## Exercise
Using the material below, work out how many lines contain the word "range". Reply with the number and nothing more.

[Data extracted from a collection]
○ ○ ○

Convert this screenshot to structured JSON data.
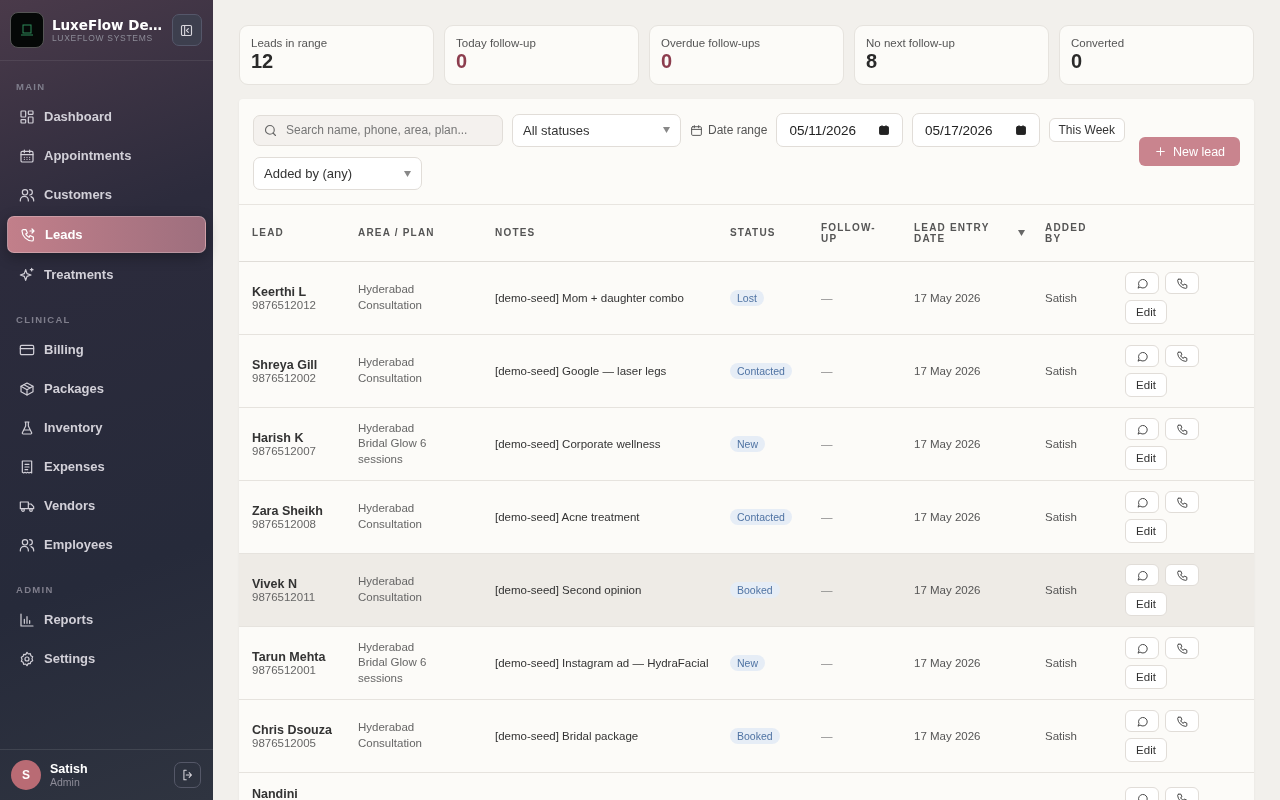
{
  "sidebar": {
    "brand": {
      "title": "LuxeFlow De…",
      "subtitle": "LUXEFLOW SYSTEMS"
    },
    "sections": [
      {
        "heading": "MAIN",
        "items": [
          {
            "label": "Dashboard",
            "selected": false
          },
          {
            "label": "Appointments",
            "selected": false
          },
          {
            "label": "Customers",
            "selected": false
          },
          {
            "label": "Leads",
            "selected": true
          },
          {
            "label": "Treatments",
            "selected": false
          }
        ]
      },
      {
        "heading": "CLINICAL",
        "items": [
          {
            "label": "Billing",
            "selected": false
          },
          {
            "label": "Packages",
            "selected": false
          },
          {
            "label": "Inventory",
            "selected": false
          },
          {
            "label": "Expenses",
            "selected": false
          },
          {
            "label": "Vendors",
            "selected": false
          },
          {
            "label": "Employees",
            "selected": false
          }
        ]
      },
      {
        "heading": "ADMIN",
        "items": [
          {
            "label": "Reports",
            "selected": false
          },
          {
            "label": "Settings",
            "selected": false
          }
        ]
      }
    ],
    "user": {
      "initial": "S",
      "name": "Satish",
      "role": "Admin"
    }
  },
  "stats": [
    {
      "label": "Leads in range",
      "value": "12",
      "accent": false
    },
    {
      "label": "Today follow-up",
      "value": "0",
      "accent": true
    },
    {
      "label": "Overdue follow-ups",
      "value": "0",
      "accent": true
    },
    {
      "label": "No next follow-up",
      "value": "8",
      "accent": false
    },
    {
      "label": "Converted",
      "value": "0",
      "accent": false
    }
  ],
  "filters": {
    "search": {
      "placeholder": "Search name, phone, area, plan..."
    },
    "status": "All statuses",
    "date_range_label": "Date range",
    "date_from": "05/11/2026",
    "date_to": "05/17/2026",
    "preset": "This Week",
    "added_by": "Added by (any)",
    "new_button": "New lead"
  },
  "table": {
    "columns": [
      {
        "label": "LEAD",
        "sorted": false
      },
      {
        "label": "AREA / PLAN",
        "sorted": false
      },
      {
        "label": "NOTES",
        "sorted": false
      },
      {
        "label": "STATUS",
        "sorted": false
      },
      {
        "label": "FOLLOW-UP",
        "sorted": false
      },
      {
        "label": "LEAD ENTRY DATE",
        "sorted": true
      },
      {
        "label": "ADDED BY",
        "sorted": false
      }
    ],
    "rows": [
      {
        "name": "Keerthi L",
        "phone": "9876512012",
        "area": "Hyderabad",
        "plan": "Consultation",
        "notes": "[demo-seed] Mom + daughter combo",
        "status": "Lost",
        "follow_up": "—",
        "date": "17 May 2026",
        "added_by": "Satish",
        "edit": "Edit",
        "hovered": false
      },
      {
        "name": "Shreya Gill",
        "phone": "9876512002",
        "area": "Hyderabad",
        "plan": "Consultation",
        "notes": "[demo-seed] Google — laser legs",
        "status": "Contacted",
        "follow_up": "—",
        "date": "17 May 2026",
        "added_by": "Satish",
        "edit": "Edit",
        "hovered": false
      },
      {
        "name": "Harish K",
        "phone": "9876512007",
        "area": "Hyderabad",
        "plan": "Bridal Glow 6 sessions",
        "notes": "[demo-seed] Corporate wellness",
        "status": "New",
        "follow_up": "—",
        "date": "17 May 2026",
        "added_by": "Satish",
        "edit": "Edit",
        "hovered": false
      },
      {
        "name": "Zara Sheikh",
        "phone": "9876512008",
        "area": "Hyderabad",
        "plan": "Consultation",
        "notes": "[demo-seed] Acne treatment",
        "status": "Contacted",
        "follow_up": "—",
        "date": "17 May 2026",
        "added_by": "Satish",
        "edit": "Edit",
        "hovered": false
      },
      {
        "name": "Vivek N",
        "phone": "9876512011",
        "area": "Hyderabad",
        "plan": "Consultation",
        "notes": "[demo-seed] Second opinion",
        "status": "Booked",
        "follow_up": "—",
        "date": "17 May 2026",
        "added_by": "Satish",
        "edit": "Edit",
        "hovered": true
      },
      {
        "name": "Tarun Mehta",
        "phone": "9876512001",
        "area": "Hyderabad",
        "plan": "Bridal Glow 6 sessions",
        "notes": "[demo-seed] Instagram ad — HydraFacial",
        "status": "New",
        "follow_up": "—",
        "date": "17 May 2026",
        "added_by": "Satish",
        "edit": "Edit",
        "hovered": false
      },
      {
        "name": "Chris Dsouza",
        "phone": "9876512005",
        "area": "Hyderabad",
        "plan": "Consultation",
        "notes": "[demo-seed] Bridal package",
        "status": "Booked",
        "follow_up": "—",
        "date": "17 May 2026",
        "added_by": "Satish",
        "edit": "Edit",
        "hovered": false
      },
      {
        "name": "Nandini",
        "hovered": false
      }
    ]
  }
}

○ ○ ○

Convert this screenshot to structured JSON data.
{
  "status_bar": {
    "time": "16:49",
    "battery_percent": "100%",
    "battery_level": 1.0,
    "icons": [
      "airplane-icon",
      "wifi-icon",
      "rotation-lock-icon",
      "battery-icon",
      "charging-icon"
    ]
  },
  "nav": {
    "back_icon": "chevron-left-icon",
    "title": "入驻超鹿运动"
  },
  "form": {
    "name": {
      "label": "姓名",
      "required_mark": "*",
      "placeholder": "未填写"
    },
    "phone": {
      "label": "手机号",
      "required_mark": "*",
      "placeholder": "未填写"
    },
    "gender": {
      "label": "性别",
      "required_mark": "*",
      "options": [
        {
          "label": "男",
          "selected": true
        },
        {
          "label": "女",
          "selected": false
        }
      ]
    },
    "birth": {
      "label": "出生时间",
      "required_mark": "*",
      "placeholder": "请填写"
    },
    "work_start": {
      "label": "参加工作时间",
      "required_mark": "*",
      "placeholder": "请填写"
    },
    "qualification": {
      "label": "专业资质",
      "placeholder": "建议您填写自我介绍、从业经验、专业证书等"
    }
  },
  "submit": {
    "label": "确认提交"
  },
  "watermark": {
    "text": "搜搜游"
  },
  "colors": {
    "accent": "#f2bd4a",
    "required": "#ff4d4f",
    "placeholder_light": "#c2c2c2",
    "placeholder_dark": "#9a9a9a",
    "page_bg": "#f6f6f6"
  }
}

○ ○ ○

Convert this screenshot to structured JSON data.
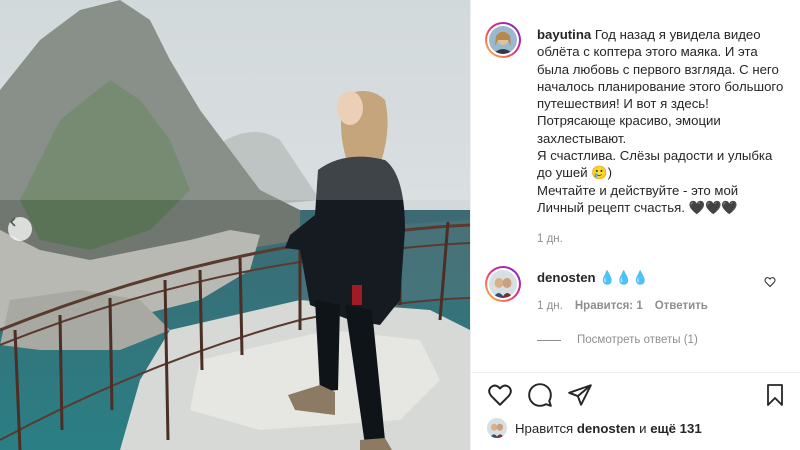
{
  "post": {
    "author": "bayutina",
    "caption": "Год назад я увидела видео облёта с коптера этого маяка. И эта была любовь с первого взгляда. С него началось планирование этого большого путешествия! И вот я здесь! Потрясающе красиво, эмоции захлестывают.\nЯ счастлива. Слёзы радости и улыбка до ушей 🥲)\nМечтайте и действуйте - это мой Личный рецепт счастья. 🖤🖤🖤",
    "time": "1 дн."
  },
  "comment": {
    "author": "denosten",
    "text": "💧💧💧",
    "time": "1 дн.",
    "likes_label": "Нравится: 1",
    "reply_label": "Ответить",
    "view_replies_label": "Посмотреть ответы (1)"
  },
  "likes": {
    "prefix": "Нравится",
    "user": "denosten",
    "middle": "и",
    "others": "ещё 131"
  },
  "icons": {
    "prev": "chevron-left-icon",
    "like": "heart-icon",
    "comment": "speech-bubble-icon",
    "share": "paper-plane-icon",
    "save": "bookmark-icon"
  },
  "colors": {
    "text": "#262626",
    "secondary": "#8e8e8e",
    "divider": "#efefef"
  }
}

○ ○ ○

## Response for this exercise
2